[start]

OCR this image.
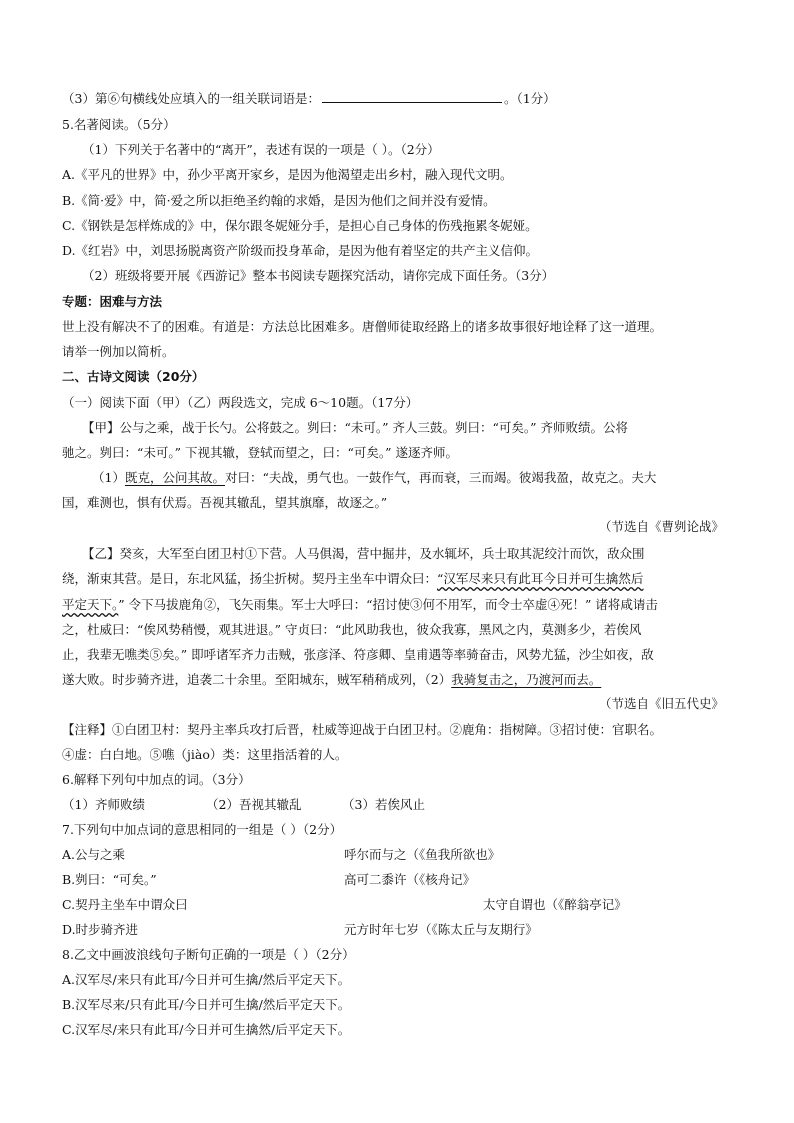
（3）第⑥句横线处应填入的一组关联词语是：	。（1分）
5.名著阅读。（5分）
（1）下列关于名著中的“离开”，表述有误的一项是（ ）。（2分）
A.《平凡的世界》中，孙少平离开家乡，是因为他渴望走出乡村，融入现代文明。
B.《简·爱》中，简·爱之所以拒绝圣约翰的求婚，是因为他们之间并没有爱情。
C.《钢铁是怎样炼成的》中，保尔跟冬妮娅分手，是担心自己身体的伤残拖累冬妮娅。
D.《红岩》中，刘思扬脱离资产阶级而投身革命，是因为他有着坚定的共产主义信仰。
（2）班级将要开展《西游记》整本书阅读专题探究活动，请你完成下面任务。（3分）
专题：困难与方法
世上没有解决不了的困难。有道是：方法总比困难多。唐僧师徒取经路上的诸多故事很好地诠释了这一道理。
请举一例加以简析。
二、古诗文阅读（20分）
（一）阅读下面（甲）（乙）两段选文，完成 6～10题。（17分）
【甲】公与之乘，战于长勺。公将鼓之。刿曰：“未可。” 齐人三鼓。刿曰：“可矣。” 齐师败绩。公将
驰之。刿曰：“未可。” 下视其辙，登轼而望之，曰：“可矣。” 遂逐齐师。
（1）既克，公问其故。对曰：“夫战，勇气也。一鼓作气，再而衰，三而竭。彼竭我盈，故克之。夫大
国，难测也，惧有伏焉。吾视其辙乱，望其旗靡，故逐之。”
（节选自《曹刿论战》
【乙】癸亥，大军至白团卫村①下营。人马俱渴，营中掘井，及水辄坏，兵士取其泥绞汁而饮，敌众围
绕，渐束其营。是日，东北风猛，扬尘折树。契丹主坐车中谓众曰：“汉军尽来只有此耳今日并可生擒然后
平定天下。” 令下马拔鹿角②，飞矢雨集。军士大呼曰：“招讨使③何不用军，而令士卒虚④死！” 诸将咸请击
之，杜威曰：“俟风势稍慢，观其进退。” 守贞曰：“此风助我也，彼众我寡，黑风之内，莫测多少，若俟风
止，我辈无噍类⑤矣。” 即呼诸军齐力击贼，张彦泽、符彦卿、皇甫遇等率骑奋击，风势尤猛，沙尘如夜，敌
遂大败。时步骑齐进，追袭二十余里。至阳城东，贼军稍稍成列，（2）我骑复击之，乃渡河而去。
（节选自《旧五代史》
【注释】①白团卫村：契丹主率兵攻打后晋，杜威等迎战于白团卫村。②鹿角：指树障。③招讨使：官职名。
④虚：白白地。⑤噍（jiào）类：这里指活着的人。
6.解释下列句中加点的词。（3分）
（1）齐师败绩	（2）吾视其辙乱	（3）若俟风止
7.下列句中加点词的意思相同的一组是（ ）（2分）
A.公与之乘	呼尔而与之（《鱼我所欲也》
B.刿曰：“可矣。”	高可二黍许（《核舟记》
C.契丹主坐车中谓众曰	太守自谓也（《醉翁亭记》
D.时步骑齐进	元方时年七岁（《陈太丘与友期行》
8.乙文中画波浪线句子断句正确的一项是（ ）（2分）
A.汉军尽/来只有此耳/今日并可生擒/然后平定天下。
B.汉军尽来/只有此耳/今日并可生擒/然后平定天下。
C.汉军尽/来只有此耳/今日并可生擒然/后平定天下。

[end]

§ WHAT THE EXERCISE ASKS:
From the entries above, copy every line where the word "齐师败绩" shows up.

§ OUTPUT FOR THIS TASK:
【甲】公与之乘，战于长勺。公将鼓之。刿曰：“未可。” 齐人三鼓。刿曰：“可矣。” 齐师败绩。公将
（1）齐师败绩	（2）吾视其辙乱	（3）若俟风止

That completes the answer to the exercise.